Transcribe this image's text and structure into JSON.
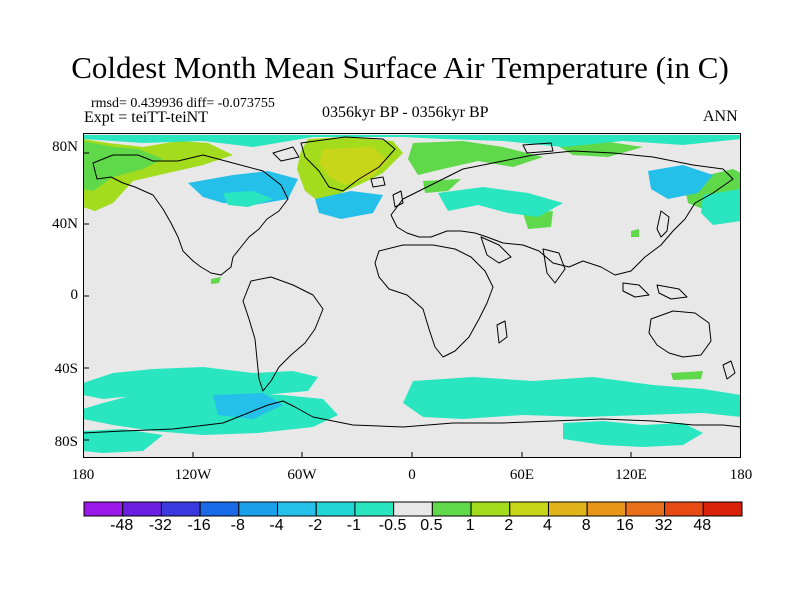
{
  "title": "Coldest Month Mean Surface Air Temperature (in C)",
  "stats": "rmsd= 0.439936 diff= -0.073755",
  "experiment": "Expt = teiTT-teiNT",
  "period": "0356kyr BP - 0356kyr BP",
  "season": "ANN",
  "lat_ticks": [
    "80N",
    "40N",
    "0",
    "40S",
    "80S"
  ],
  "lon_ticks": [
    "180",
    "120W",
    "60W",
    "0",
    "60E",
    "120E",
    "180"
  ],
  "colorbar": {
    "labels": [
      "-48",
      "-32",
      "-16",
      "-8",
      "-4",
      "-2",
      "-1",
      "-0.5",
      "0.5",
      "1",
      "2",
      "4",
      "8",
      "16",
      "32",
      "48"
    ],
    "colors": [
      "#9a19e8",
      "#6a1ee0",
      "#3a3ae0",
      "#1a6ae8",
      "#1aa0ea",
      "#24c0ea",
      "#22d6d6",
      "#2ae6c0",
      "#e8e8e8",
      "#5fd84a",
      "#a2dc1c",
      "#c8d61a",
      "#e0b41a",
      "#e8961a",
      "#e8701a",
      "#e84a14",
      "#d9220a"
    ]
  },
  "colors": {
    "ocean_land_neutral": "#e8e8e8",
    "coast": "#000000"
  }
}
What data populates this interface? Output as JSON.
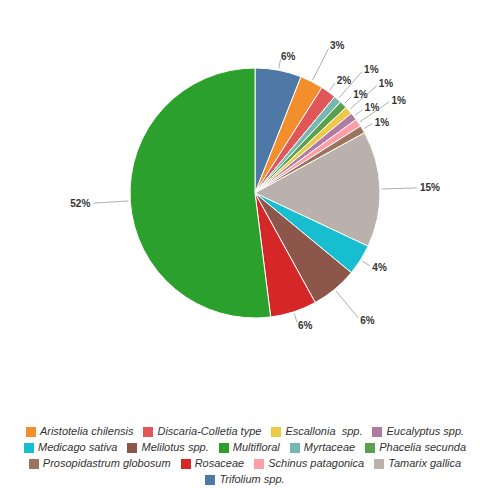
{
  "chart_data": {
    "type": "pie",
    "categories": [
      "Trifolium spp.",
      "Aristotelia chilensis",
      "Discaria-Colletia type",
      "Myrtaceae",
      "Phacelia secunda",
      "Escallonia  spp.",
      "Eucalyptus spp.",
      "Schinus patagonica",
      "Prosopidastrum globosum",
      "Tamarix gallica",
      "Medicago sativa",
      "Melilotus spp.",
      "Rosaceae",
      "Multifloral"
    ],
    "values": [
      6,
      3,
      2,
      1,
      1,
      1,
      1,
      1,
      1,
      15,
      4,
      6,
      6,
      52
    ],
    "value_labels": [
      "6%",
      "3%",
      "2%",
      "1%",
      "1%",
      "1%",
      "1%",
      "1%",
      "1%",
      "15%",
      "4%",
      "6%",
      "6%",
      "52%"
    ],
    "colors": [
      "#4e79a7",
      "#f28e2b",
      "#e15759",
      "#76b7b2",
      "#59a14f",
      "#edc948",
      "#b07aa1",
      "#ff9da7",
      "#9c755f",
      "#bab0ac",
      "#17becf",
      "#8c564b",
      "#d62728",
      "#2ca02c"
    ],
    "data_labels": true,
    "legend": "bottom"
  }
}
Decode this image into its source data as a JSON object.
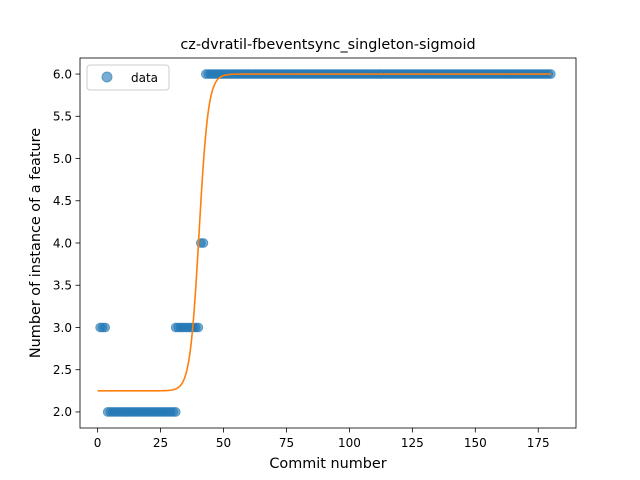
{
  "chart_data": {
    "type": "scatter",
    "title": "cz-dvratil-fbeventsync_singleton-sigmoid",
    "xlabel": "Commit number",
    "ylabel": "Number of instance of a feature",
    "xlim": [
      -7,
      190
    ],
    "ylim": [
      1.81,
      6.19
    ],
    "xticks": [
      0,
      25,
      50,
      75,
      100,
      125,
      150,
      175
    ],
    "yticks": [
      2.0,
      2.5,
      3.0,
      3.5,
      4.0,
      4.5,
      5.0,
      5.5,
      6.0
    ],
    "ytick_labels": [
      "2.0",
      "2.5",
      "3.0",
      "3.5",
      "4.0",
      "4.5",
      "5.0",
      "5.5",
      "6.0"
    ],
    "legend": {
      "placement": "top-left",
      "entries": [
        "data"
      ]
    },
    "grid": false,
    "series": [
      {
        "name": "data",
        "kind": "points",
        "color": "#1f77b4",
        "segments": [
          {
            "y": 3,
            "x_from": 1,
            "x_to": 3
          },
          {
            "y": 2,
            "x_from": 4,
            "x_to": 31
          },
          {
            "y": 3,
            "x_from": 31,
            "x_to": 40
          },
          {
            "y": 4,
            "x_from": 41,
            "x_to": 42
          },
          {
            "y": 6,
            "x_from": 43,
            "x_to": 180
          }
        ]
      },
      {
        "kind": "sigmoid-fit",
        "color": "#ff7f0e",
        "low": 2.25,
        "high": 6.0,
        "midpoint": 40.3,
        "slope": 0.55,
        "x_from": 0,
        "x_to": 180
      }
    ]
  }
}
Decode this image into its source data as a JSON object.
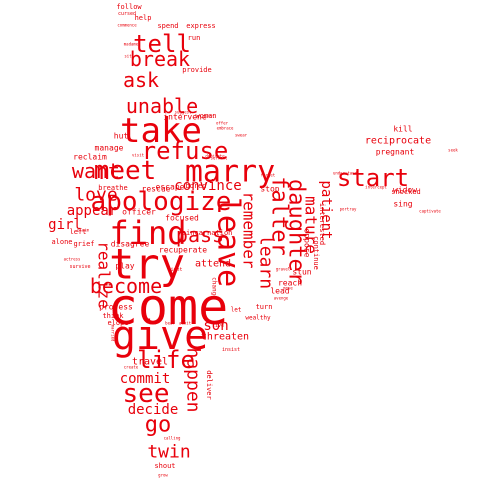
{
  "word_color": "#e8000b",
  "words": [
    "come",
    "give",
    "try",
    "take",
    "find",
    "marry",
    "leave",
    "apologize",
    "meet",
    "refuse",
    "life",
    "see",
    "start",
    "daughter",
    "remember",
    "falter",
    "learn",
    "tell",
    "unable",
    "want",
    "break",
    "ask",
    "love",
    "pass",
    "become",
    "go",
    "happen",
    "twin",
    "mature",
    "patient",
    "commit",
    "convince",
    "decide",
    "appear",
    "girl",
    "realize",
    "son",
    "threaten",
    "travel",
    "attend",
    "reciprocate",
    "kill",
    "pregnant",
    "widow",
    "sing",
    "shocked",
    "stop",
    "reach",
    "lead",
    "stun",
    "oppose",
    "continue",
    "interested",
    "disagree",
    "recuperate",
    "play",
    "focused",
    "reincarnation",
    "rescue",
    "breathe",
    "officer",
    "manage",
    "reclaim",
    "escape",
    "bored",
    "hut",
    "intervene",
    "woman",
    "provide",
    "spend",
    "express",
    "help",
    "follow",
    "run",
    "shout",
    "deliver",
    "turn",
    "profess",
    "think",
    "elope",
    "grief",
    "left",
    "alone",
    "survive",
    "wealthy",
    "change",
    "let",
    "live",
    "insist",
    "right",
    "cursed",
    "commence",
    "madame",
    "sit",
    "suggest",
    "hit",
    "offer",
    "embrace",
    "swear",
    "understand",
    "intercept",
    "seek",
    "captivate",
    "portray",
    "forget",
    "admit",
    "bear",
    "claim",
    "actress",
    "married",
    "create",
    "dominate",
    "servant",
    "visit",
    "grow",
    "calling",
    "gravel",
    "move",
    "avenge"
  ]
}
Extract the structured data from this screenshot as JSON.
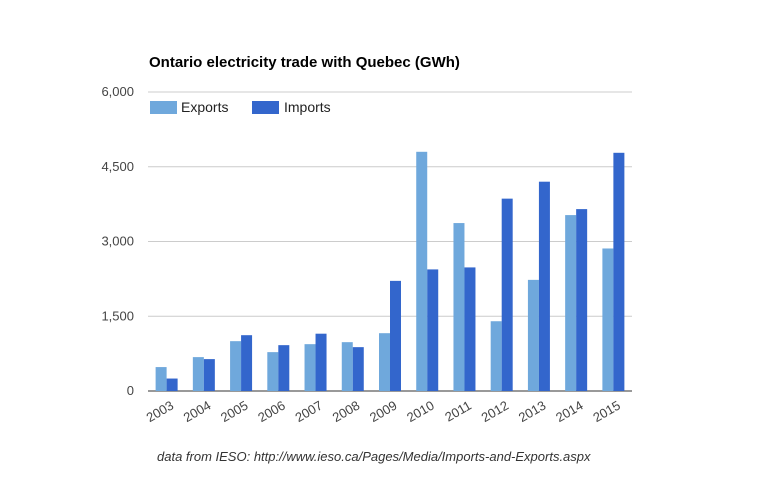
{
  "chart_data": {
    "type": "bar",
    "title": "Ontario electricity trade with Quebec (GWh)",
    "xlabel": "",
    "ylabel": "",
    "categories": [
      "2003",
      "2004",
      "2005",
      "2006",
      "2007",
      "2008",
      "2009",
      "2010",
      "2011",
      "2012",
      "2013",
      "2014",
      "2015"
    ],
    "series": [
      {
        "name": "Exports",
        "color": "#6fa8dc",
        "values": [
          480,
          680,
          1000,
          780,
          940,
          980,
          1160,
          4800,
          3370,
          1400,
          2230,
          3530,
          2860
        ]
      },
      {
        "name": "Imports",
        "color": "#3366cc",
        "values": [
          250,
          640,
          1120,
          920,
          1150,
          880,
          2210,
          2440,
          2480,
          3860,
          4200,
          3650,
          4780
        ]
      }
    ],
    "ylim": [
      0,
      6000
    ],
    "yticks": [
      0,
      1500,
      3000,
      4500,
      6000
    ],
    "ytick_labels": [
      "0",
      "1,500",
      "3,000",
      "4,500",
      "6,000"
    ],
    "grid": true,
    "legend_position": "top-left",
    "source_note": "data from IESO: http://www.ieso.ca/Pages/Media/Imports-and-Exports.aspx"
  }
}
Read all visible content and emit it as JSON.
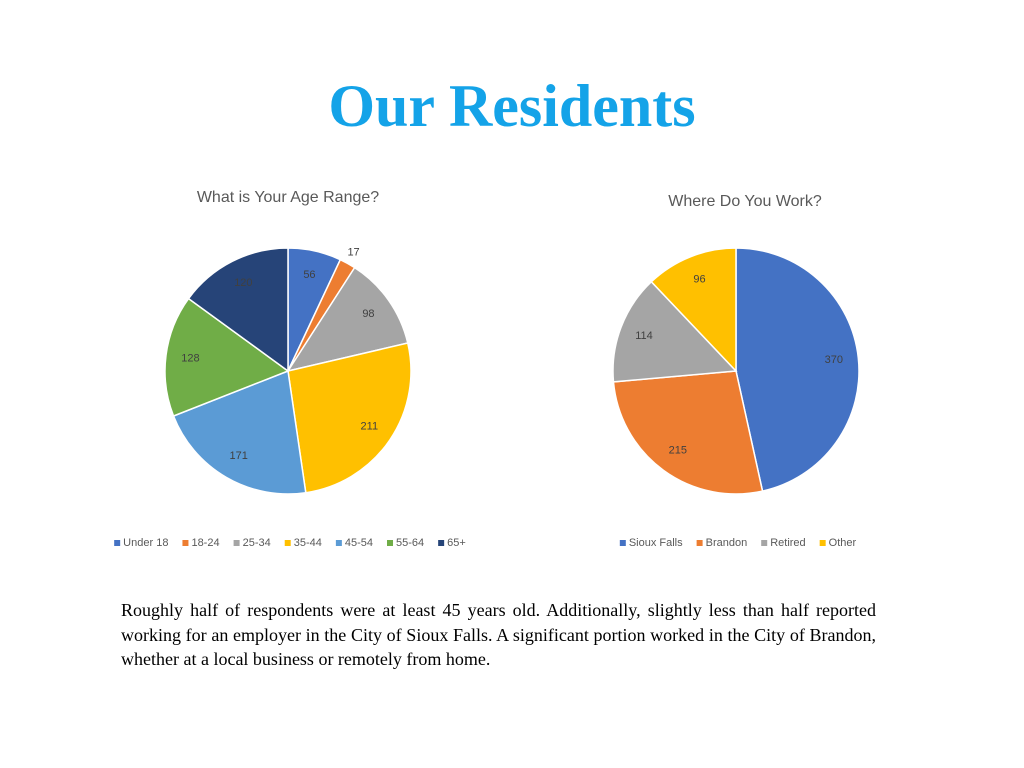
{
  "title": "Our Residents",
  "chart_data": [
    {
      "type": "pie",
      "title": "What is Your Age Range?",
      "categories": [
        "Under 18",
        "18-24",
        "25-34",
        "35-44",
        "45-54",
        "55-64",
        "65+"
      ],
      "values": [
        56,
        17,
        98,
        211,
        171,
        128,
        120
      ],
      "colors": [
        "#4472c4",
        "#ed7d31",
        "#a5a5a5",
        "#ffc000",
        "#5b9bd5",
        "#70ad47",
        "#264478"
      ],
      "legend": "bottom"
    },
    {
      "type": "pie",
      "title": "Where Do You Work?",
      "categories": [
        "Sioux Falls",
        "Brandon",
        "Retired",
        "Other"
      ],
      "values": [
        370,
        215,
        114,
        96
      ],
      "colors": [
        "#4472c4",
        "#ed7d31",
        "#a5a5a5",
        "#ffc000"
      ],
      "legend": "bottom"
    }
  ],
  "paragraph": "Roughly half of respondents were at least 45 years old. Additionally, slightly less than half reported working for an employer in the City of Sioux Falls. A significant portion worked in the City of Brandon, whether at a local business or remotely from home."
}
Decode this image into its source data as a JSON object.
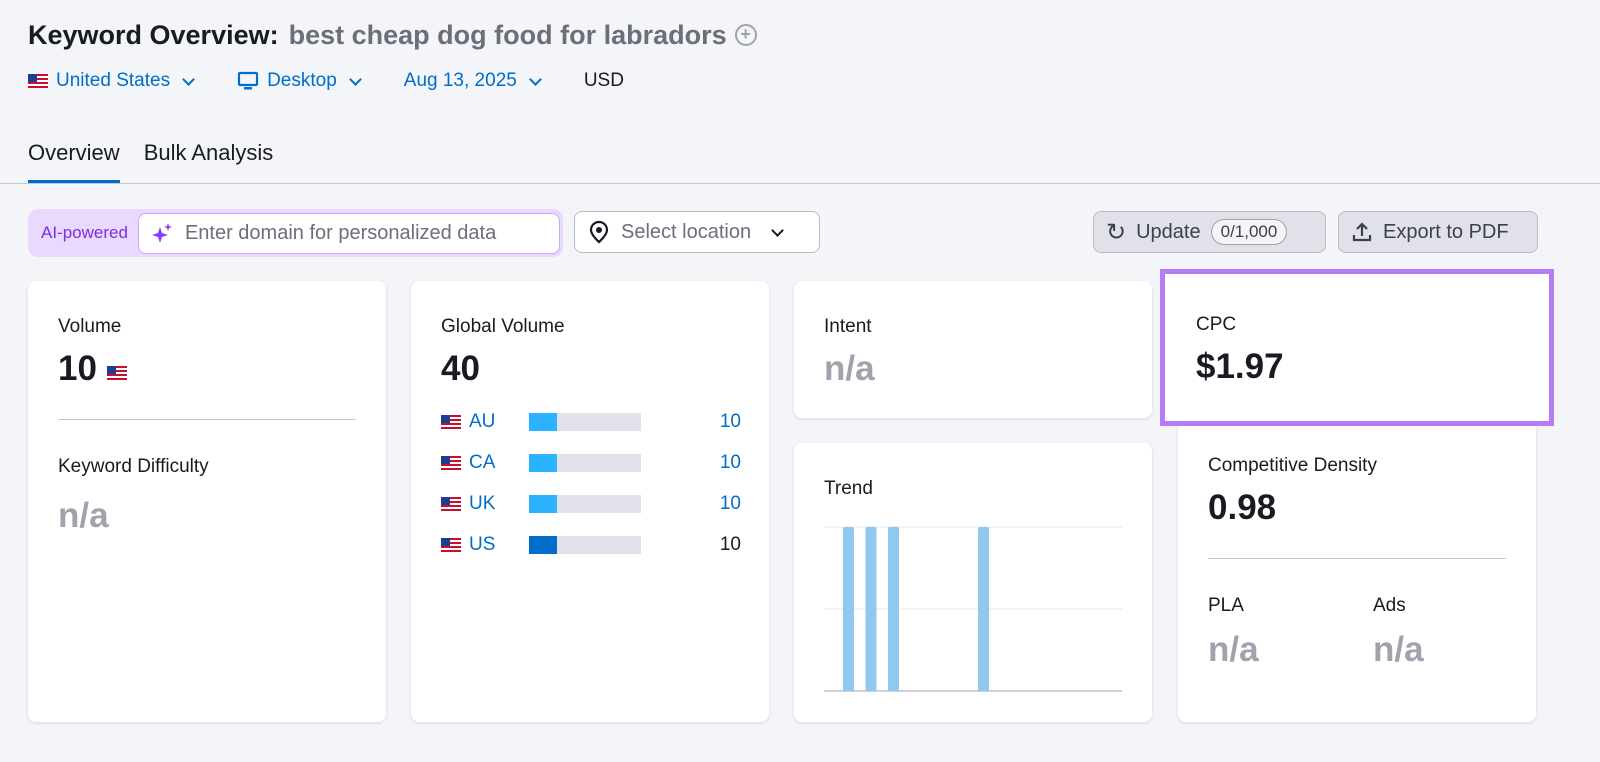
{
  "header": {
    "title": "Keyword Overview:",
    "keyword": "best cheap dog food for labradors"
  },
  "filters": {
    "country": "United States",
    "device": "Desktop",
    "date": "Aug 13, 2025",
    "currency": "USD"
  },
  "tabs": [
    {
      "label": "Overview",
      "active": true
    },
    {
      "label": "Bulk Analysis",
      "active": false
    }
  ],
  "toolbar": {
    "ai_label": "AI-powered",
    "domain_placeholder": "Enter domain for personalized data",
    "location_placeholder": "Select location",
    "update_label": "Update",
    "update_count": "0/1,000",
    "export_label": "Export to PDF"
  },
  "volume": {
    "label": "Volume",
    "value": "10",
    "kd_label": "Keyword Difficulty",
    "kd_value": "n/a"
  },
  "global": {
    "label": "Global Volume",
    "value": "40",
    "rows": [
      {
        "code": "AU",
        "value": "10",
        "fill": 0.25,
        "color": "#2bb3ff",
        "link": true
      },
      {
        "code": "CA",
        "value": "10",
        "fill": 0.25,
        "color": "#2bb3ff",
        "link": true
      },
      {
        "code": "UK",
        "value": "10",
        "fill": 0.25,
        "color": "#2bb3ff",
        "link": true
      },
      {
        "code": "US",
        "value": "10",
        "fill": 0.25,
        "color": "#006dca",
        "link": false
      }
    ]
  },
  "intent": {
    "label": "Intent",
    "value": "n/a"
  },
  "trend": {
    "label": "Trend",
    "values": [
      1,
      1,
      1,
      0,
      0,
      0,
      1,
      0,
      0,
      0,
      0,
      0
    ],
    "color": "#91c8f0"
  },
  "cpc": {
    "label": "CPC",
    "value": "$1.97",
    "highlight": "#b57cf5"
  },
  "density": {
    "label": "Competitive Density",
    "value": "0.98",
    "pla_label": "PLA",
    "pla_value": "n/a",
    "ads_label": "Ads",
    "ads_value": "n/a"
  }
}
◆ ◆ ◆ ◆ ◆ ◆ ◆
◆ WRITTEN EXERCISE ◆
Check each line of the records for the word "Overview" and extract those that contain it.

◆ REPLY TO THE TASK ◆
    "title": "Keyword Overview:",
      "label": "Overview",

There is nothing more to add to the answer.